## [EXERCISE]
Leave out the pictures and repeat the rest of the material exactly.

** Begin THE INPUT **

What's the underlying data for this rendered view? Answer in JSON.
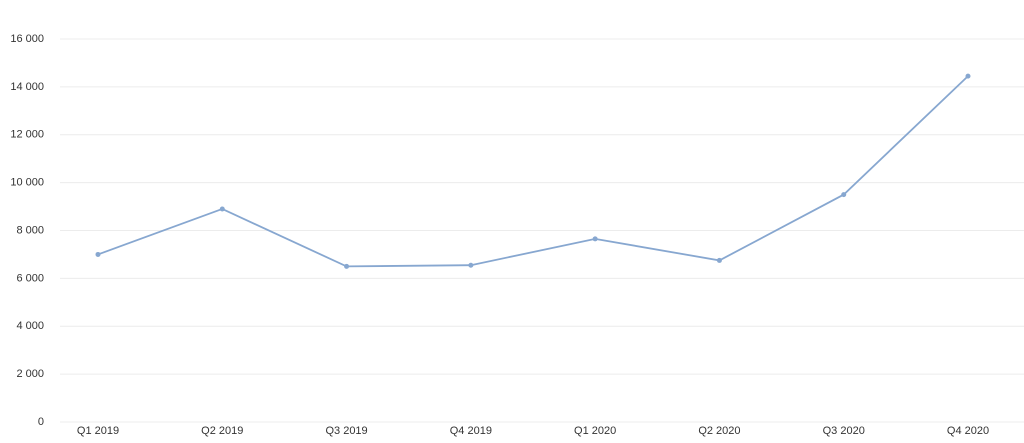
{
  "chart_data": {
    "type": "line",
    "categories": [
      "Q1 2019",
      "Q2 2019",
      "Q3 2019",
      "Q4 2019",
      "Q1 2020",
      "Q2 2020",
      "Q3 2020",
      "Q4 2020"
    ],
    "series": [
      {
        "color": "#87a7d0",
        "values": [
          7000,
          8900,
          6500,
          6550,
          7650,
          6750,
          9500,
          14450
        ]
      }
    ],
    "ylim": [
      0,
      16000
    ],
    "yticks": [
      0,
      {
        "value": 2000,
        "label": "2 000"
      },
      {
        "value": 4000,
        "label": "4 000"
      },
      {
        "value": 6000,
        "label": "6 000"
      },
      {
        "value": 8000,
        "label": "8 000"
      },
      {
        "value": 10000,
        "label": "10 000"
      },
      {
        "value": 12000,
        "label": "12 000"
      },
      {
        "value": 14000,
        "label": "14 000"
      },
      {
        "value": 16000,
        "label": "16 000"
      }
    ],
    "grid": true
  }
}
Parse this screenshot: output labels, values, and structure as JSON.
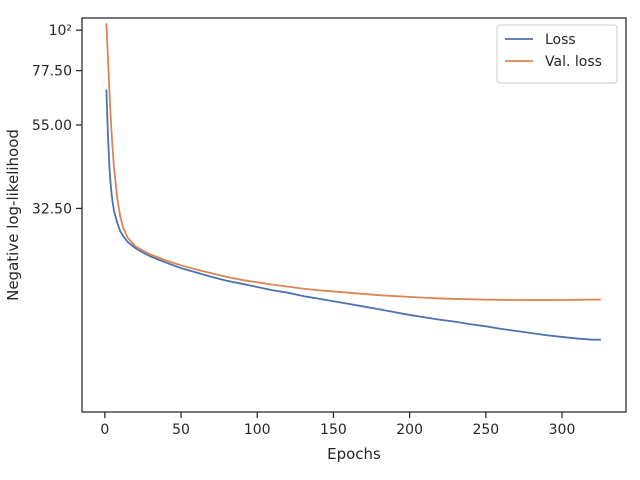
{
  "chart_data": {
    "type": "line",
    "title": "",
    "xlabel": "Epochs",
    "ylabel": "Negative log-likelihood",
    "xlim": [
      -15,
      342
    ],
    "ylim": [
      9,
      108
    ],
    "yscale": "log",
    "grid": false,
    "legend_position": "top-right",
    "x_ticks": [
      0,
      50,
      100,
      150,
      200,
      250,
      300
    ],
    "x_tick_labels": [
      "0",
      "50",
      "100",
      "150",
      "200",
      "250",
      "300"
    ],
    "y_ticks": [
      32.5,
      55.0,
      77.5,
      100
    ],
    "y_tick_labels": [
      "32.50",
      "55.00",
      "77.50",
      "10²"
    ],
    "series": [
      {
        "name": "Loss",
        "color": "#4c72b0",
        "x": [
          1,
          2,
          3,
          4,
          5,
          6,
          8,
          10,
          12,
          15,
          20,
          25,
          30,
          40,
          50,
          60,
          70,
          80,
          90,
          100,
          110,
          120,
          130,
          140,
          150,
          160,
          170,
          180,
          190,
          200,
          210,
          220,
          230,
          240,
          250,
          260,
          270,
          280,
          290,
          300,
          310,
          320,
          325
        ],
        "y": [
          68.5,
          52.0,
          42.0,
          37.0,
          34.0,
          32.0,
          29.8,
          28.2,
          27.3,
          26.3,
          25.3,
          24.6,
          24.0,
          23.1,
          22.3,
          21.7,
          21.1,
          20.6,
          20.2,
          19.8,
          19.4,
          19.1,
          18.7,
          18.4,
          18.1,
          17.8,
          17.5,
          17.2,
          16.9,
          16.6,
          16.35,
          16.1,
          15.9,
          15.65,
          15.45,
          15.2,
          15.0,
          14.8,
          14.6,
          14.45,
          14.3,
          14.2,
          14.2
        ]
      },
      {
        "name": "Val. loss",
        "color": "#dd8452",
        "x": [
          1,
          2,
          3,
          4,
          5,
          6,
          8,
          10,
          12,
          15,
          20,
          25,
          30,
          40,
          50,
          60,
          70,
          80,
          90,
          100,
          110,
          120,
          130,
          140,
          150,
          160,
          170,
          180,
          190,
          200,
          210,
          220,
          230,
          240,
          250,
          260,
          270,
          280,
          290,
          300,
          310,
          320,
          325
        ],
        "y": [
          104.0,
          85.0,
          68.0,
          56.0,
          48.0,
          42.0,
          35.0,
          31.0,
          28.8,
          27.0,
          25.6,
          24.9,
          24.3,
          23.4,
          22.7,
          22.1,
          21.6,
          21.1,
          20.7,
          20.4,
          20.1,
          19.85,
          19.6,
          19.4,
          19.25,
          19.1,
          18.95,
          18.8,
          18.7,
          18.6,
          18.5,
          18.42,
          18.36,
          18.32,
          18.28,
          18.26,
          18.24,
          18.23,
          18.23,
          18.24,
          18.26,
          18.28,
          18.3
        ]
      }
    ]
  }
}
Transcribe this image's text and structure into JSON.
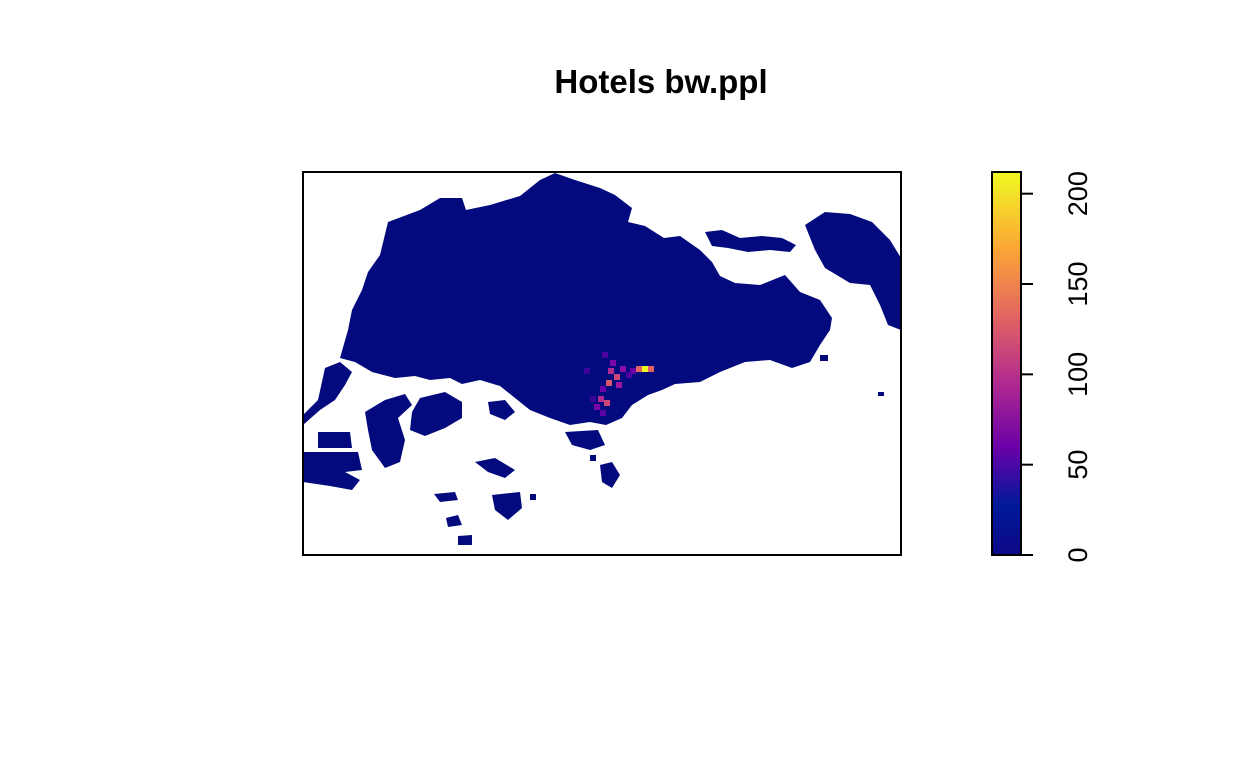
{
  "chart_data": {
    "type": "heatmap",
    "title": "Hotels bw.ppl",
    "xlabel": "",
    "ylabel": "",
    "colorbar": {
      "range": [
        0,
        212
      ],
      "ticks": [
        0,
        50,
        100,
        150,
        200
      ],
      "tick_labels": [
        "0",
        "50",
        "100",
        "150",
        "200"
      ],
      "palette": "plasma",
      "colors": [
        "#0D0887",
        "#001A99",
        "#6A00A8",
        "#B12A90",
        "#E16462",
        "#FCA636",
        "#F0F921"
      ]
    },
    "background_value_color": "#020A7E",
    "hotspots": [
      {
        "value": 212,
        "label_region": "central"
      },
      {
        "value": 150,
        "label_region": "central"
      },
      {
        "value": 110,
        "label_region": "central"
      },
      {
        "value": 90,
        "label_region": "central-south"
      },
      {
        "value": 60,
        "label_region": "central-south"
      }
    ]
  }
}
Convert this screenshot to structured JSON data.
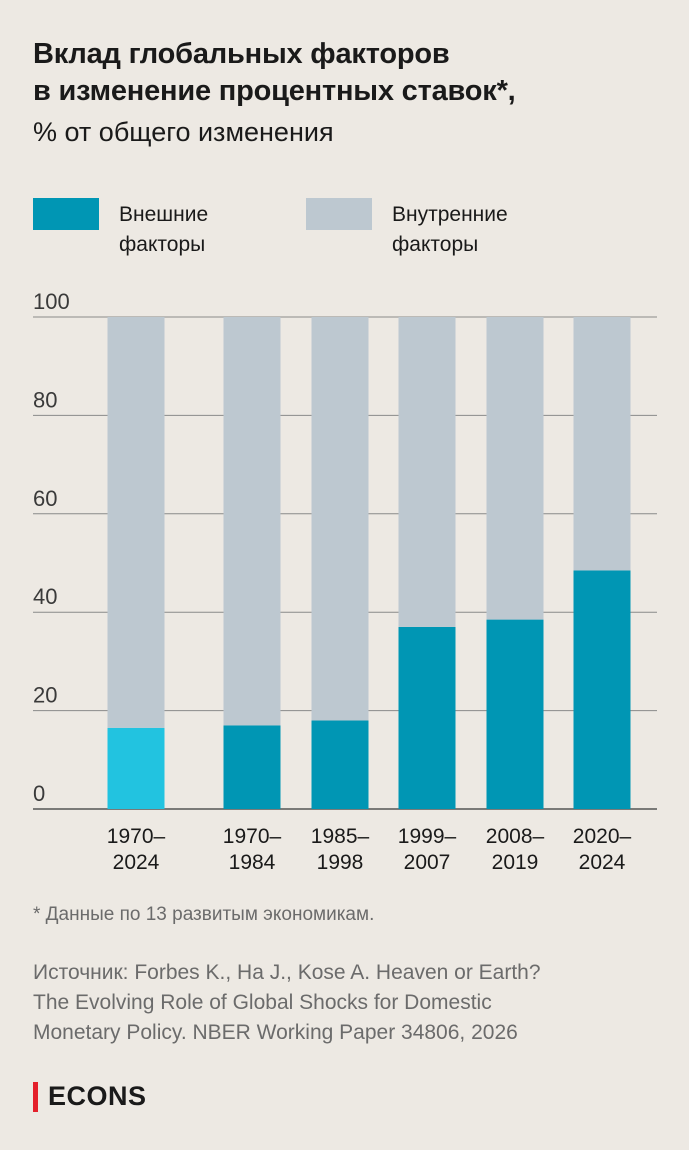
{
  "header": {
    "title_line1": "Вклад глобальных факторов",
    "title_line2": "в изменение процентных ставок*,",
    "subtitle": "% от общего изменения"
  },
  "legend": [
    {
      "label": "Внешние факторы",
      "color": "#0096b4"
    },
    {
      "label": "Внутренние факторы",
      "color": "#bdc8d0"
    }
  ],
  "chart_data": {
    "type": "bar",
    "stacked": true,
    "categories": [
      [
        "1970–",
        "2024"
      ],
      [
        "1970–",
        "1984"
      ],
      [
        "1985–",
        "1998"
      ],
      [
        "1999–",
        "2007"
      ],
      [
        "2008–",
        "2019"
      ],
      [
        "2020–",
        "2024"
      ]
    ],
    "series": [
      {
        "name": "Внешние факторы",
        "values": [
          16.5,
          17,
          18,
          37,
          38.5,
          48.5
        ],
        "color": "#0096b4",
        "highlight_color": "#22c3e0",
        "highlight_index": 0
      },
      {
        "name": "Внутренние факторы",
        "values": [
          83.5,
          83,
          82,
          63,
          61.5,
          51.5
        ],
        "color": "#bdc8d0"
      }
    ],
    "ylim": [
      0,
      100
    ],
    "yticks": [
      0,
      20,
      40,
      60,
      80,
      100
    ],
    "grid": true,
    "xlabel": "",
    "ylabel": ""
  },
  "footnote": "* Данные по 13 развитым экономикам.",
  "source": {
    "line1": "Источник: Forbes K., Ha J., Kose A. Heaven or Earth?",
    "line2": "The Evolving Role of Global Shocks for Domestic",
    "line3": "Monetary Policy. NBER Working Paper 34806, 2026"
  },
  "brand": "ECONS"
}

** End THE INPUT **

## [CORRECT RESPONSE]
What's the underlying data for this rendered view? Answer in JSON.
{
  "chart_data": {
    "type": "line",
    "categories": [
      "Q1 2019",
      "Q2 2019",
      "Q3 2019",
      "Q4 2019",
      "Q1 2020",
      "Q2 2020",
      "Q3 2020",
      "Q4 2020"
    ],
    "series": [
      {
        "color": "#87a7d0",
        "values": [
          7000,
          8900,
          6500,
          6550,
          7650,
          6750,
          9500,
          14450
        ]
      }
    ],
    "ylim": [
      0,
      16000
    ],
    "yticks": [
      0,
      {
        "value": 2000,
        "label": "2 000"
      },
      {
        "value": 4000,
        "label": "4 000"
      },
      {
        "value": 6000,
        "label": "6 000"
      },
      {
        "value": 8000,
        "label": "8 000"
      },
      {
        "value": 10000,
        "label": "10 000"
      },
      {
        "value": 12000,
        "label": "12 000"
      },
      {
        "value": 14000,
        "label": "14 000"
      },
      {
        "value": 16000,
        "label": "16 000"
      }
    ],
    "grid": true
  }
}
Parse this screenshot: output labels, values, and structure as JSON.
{
  "chart_data": {
    "type": "line",
    "title": "",
    "xlabel": "Epochs",
    "ylabel": "Negative log-likelihood",
    "xlim": [
      -15,
      342
    ],
    "ylim": [
      9,
      108
    ],
    "yscale": "log",
    "grid": false,
    "legend_position": "top-right",
    "x_ticks": [
      0,
      50,
      100,
      150,
      200,
      250,
      300
    ],
    "x_tick_labels": [
      "0",
      "50",
      "100",
      "150",
      "200",
      "250",
      "300"
    ],
    "y_ticks": [
      32.5,
      55.0,
      77.5,
      100
    ],
    "y_tick_labels": [
      "32.50",
      "55.00",
      "77.50",
      "10²"
    ],
    "series": [
      {
        "name": "Loss",
        "color": "#4c72b0",
        "x": [
          1,
          2,
          3,
          4,
          5,
          6,
          8,
          10,
          12,
          15,
          20,
          25,
          30,
          40,
          50,
          60,
          70,
          80,
          90,
          100,
          110,
          120,
          130,
          140,
          150,
          160,
          170,
          180,
          190,
          200,
          210,
          220,
          230,
          240,
          250,
          260,
          270,
          280,
          290,
          300,
          310,
          320,
          325
        ],
        "y": [
          68.5,
          52.0,
          42.0,
          37.0,
          34.0,
          32.0,
          29.8,
          28.2,
          27.3,
          26.3,
          25.3,
          24.6,
          24.0,
          23.1,
          22.3,
          21.7,
          21.1,
          20.6,
          20.2,
          19.8,
          19.4,
          19.1,
          18.7,
          18.4,
          18.1,
          17.8,
          17.5,
          17.2,
          16.9,
          16.6,
          16.35,
          16.1,
          15.9,
          15.65,
          15.45,
          15.2,
          15.0,
          14.8,
          14.6,
          14.45,
          14.3,
          14.2,
          14.2
        ]
      },
      {
        "name": "Val. loss",
        "color": "#dd8452",
        "x": [
          1,
          2,
          3,
          4,
          5,
          6,
          8,
          10,
          12,
          15,
          20,
          25,
          30,
          40,
          50,
          60,
          70,
          80,
          90,
          100,
          110,
          120,
          130,
          140,
          150,
          160,
          170,
          180,
          190,
          200,
          210,
          220,
          230,
          240,
          250,
          260,
          270,
          280,
          290,
          300,
          310,
          320,
          325
        ],
        "y": [
          104.0,
          85.0,
          68.0,
          56.0,
          48.0,
          42.0,
          35.0,
          31.0,
          28.8,
          27.0,
          25.6,
          24.9,
          24.3,
          23.4,
          22.7,
          22.1,
          21.6,
          21.1,
          20.7,
          20.4,
          20.1,
          19.85,
          19.6,
          19.4,
          19.25,
          19.1,
          18.95,
          18.8,
          18.7,
          18.6,
          18.5,
          18.42,
          18.36,
          18.32,
          18.28,
          18.26,
          18.24,
          18.23,
          18.23,
          18.24,
          18.26,
          18.28,
          18.3
        ]
      }
    ]
  }
}
Transcribe this image's text and structure into JSON.
{
  "chart_data": {
    "type": "heatmap",
    "title": "Hotels bw.ppl",
    "xlabel": "",
    "ylabel": "",
    "colorbar": {
      "range": [
        0,
        212
      ],
      "ticks": [
        0,
        50,
        100,
        150,
        200
      ],
      "tick_labels": [
        "0",
        "50",
        "100",
        "150",
        "200"
      ],
      "palette": "plasma",
      "colors": [
        "#0D0887",
        "#001A99",
        "#6A00A8",
        "#B12A90",
        "#E16462",
        "#FCA636",
        "#F0F921"
      ]
    },
    "background_value_color": "#020A7E",
    "hotspots": [
      {
        "value": 212,
        "label_region": "central"
      },
      {
        "value": 150,
        "label_region": "central"
      },
      {
        "value": 110,
        "label_region": "central"
      },
      {
        "value": 90,
        "label_region": "central-south"
      },
      {
        "value": 60,
        "label_region": "central-south"
      }
    ]
  }
}
Convert this screenshot to structured JSON data.
{
  "header": {
    "title_line1": "Вклад глобальных факторов",
    "title_line2": "в изменение процентных ставок*,",
    "subtitle": "% от общего изменения"
  },
  "legend": [
    {
      "label": "Внешние факторы",
      "color": "#0096b4"
    },
    {
      "label": "Внутренние факторы",
      "color": "#bdc8d0"
    }
  ],
  "chart_data": {
    "type": "bar",
    "stacked": true,
    "categories": [
      [
        "1970–",
        "2024"
      ],
      [
        "1970–",
        "1984"
      ],
      [
        "1985–",
        "1998"
      ],
      [
        "1999–",
        "2007"
      ],
      [
        "2008–",
        "2019"
      ],
      [
        "2020–",
        "2024"
      ]
    ],
    "series": [
      {
        "name": "Внешние факторы",
        "values": [
          16.5,
          17,
          18,
          37,
          38.5,
          48.5
        ],
        "color": "#0096b4",
        "highlight_color": "#22c3e0",
        "highlight_index": 0
      },
      {
        "name": "Внутренние факторы",
        "values": [
          83.5,
          83,
          82,
          63,
          61.5,
          51.5
        ],
        "color": "#bdc8d0"
      }
    ],
    "ylim": [
      0,
      100
    ],
    "yticks": [
      0,
      20,
      40,
      60,
      80,
      100
    ],
    "grid": true,
    "xlabel": "",
    "ylabel": ""
  },
  "footnote": "* Данные по 13 развитым экономикам.",
  "source": {
    "line1": "Источник: Forbes K., Ha J., Kose A. Heaven or Earth?",
    "line2": "The Evolving Role of Global Shocks for Domestic",
    "line3": "Monetary Policy. NBER Working Paper 34806, 2026"
  },
  "brand": "ECONS"
}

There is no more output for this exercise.